* **GOAL**
Put every line of the data below into a numbered list, leaving out any blank lines.

* **DATA SHOWN**
* * *

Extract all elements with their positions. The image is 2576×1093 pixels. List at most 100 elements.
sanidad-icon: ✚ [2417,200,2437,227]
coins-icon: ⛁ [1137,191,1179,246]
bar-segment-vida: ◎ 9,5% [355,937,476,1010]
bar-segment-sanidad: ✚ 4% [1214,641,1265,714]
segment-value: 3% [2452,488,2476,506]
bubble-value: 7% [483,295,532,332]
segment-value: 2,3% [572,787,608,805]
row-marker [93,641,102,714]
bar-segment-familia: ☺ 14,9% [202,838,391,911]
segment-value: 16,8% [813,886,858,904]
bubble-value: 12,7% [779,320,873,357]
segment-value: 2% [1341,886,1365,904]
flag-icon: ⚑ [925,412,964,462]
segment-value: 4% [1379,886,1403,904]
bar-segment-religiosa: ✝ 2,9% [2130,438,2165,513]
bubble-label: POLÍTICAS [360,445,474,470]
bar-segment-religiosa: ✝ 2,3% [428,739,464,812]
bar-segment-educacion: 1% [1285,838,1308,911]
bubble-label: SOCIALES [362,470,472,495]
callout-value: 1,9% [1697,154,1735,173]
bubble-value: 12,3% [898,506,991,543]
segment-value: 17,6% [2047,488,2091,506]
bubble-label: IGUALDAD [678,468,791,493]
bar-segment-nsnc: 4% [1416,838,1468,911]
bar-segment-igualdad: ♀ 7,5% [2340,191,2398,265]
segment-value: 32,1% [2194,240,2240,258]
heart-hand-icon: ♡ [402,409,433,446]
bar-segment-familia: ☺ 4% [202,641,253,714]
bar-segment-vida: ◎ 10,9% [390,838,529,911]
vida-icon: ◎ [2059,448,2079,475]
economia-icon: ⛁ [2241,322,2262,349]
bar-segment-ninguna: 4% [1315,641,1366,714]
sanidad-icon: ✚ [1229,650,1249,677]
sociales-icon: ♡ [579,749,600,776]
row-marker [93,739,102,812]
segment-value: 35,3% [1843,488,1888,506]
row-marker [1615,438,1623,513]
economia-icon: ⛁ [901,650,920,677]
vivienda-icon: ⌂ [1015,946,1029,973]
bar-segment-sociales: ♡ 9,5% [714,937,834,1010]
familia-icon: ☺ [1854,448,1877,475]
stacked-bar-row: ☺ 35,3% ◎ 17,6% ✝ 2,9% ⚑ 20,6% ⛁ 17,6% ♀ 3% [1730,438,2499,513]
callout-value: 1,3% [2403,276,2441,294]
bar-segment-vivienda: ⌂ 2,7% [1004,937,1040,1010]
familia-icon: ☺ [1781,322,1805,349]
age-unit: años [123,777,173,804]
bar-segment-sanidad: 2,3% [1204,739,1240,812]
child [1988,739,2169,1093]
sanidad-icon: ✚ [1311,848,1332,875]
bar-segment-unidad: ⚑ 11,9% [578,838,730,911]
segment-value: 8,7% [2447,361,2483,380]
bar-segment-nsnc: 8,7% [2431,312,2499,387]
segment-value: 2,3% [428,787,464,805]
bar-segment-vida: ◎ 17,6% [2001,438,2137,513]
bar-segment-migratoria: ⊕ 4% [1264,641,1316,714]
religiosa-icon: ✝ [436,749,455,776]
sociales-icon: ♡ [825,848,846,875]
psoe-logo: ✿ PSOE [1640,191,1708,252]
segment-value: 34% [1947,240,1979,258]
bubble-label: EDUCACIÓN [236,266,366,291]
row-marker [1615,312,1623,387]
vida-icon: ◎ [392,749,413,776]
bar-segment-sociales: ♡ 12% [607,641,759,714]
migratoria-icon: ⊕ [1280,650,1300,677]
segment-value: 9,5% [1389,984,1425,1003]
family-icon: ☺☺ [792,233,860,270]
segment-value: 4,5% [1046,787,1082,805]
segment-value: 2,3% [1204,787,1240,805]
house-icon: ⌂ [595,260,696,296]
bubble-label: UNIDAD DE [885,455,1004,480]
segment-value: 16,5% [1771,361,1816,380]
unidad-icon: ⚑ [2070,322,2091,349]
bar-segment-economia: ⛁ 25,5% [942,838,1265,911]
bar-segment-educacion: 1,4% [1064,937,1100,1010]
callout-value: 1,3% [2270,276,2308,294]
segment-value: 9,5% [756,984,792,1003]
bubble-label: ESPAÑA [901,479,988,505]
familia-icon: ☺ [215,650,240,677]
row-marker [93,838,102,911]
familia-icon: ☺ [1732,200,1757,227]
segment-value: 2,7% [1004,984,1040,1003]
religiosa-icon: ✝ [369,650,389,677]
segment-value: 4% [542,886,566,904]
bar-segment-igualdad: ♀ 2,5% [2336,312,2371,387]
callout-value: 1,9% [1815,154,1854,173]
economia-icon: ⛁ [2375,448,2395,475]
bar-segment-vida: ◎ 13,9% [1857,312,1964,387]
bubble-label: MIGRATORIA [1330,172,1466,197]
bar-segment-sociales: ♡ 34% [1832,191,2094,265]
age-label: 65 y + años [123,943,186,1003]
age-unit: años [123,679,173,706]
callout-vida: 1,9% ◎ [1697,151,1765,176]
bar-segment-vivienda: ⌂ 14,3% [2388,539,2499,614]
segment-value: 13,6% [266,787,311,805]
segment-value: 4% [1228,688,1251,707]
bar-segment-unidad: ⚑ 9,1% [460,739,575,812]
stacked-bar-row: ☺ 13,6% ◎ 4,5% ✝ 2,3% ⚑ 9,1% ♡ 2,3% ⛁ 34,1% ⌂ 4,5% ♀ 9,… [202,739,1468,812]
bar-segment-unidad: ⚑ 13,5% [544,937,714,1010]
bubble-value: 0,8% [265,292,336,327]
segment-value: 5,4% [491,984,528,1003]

* * *

* **FULL RESPONSE**
1. Extract all elements with their positions. The image is 2576×1093 pixels. List at most 100 elements.
2. sanidad-icon: ✚ [2417,200,2437,227]
3. coins-icon: ⛁ [1137,191,1179,246]
4. bar-segment-vida: ◎ 9,5% [355,937,476,1010]
5. bar-segment-sanidad: ✚ 4% [1214,641,1265,714]
6. segment-value: 3% [2452,488,2476,506]
7. bubble-value: 7% [483,295,532,332]
8. segment-value: 2,3% [572,787,608,805]
9. row-marker [93,641,102,714]
10. bar-segment-familia: ☺ 14,9% [202,838,391,911]
11. segment-value: 16,8% [813,886,858,904]
12. bubble-value: 12,7% [779,320,873,357]
13. segment-value: 2% [1341,886,1365,904]
14. flag-icon: ⚑ [925,412,964,462]
15. segment-value: 4% [1379,886,1403,904]
16. bar-segment-religiosa: ✝ 2,9% [2130,438,2165,513]
17. bubble-label: POLÍTICAS [360,445,474,470]
18. bar-segment-religiosa: ✝ 2,3% [428,739,464,812]
19. bar-segment-educacion: 1% [1285,838,1308,911]
20. bubble-label: SOCIALES [362,470,472,495]
21. callout-value: 1,9% [1697,154,1735,173]
22. bubble-value: 12,3% [898,506,991,543]
23. segment-value: 17,6% [2047,488,2091,506]
24. bubble-label: IGUALDAD [678,468,791,493]
25. bar-segment-nsnc: 4% [1416,838,1468,911]
26. bar-segment-igualdad: ♀ 7,5% [2340,191,2398,265]
27. segment-value: 32,1% [2194,240,2240,258]
28. heart-hand-icon: ♡ [402,409,433,446]
29. bar-segment-familia: ☺ 4% [202,641,253,714]
30. bar-segment-vida: ◎ 10,9% [390,838,529,911]
31. vida-icon: ◎ [2059,448,2079,475]
32. economia-icon: ⛁ [2241,322,2262,349]
33. bar-segment-ninguna: 4% [1315,641,1366,714]
34. sanidad-icon: ✚ [1229,650,1249,677]
35. sociales-icon: ♡ [579,749,600,776]
36. row-marker [93,739,102,812]
37. segment-value: 35,3% [1843,488,1888,506]
38. row-marker [1615,438,1623,513]
39. economia-icon: ⛁ [901,650,920,677]
40. vivienda-icon: ⌂ [1015,946,1029,973]
41. bar-segment-sociales: ♡ 9,5% [714,937,834,1010]
42. familia-icon: ☺ [1854,448,1877,475]
43. stacked-bar-row: ☺ 35,3% ◎ 17,6% ✝ 2,9% ⚑ 20,6% ⛁ 17,6% ♀ 3% [1730,438,2499,513]
44. callout-value: 1,3% [2403,276,2441,294]
45. bar-segment-vivienda: ⌂ 2,7% [1004,937,1040,1010]
46. familia-icon: ☺ [1781,322,1805,349]
47. age-unit: años [123,777,173,804]
48. bar-segment-sanidad: 2,3% [1204,739,1240,812]
49. child [1988,739,2169,1093]
50. sanidad-icon: ✚ [1311,848,1332,875]
51. bar-segment-unidad: ⚑ 11,9% [578,838,730,911]
52. segment-value: 8,7% [2447,361,2483,380]
53. bar-segment-nsnc: 8,7% [2431,312,2499,387]
54. segment-value: 2,3% [428,787,464,805]
55. bar-segment-vida: ◎ 17,6% [2001,438,2137,513]
56. bar-segment-migratoria: ⊕ 4% [1264,641,1316,714]
57. religiosa-icon: ✝ [436,749,455,776]
58. sociales-icon: ♡ [825,848,846,875]
59. psoe-logo: ✿ PSOE [1640,191,1708,252]
60. segment-value: 34% [1947,240,1979,258]
61. bubble-label: EDUCACIÓN [236,266,366,291]
62. row-marker [1615,312,1623,387]
63. vida-icon: ◎ [392,749,413,776]
64. bar-segment-sociales: ♡ 12% [607,641,759,714]
65. migratoria-icon: ⊕ [1280,650,1300,677]
66. segment-value: 9,5% [1389,984,1425,1003]
67. family-icon: ☺☺ [792,233,860,270]
68. segment-value: 4,5% [1046,787,1082,805]
69. segment-value: 2,3% [1204,787,1240,805]
70. house-icon: ⌂ [595,260,696,296]
71. bubble-label: UNIDAD DE [885,455,1004,480]
72. segment-value: 16,5% [1771,361,1816,380]
73. unidad-icon: ⚑ [2070,322,2091,349]
74. bar-segment-economia: ⛁ 25,5% [942,838,1265,911]
75. bar-segment-educacion: 1,4% [1064,937,1100,1010]
76. callout-value: 1,3% [2270,276,2308,294]
77. segment-value: 9,5% [756,984,792,1003]
78. bubble-label: ESPAÑA [901,479,988,505]
79. familia-icon: ☺ [215,650,240,677]
80. row-marker [93,838,102,911]
81. familia-icon: ☺ [1732,200,1757,227]
82. segment-value: 2,7% [1004,984,1040,1003]
83. religiosa-icon: ✝ [369,650,389,677]
84. segment-value: 4% [542,886,566,904]
85. bar-segment-igualdad: ♀ 2,5% [2336,312,2371,387]
86. callout-value: 1,9% [1815,154,1854,173]
87. economia-icon: ⛁ [2375,448,2395,475]
88. bar-segment-vida: ◎ 13,9% [1857,312,1964,387]
89. bubble-label: MIGRATORIA [1330,172,1466,197]
90. bar-segment-sociales: ♡ 34% [1832,191,2094,265]
91. age-label: 65 y + años [123,943,186,1003]
92. age-unit: años [123,679,173,706]
93. callout-vida: 1,9% ◎ [1697,151,1765,176]
94. bar-segment-vivienda: ⌂ 14,3% [2388,539,2499,614]
95. segment-value: 13,6% [266,787,311,805]
96. segment-value: 4% [1228,688,1251,707]
97. bar-segment-unidad: ⚑ 9,1% [460,739,575,812]
98. stacked-bar-row: ☺ 13,6% ◎ 4,5% ✝ 2,3% ⚑ 9,1% ♡ 2,3% ⛁ 34,1% ⌂ 4,5% ♀ 9,… [202,739,1468,812]
99. bar-segment-unidad: ⚑ 13,5% [544,937,714,1010]
100. bubble-value: 0,8% [265,292,336,327]
101. segment-value: 5,4% [491,984,528,1003]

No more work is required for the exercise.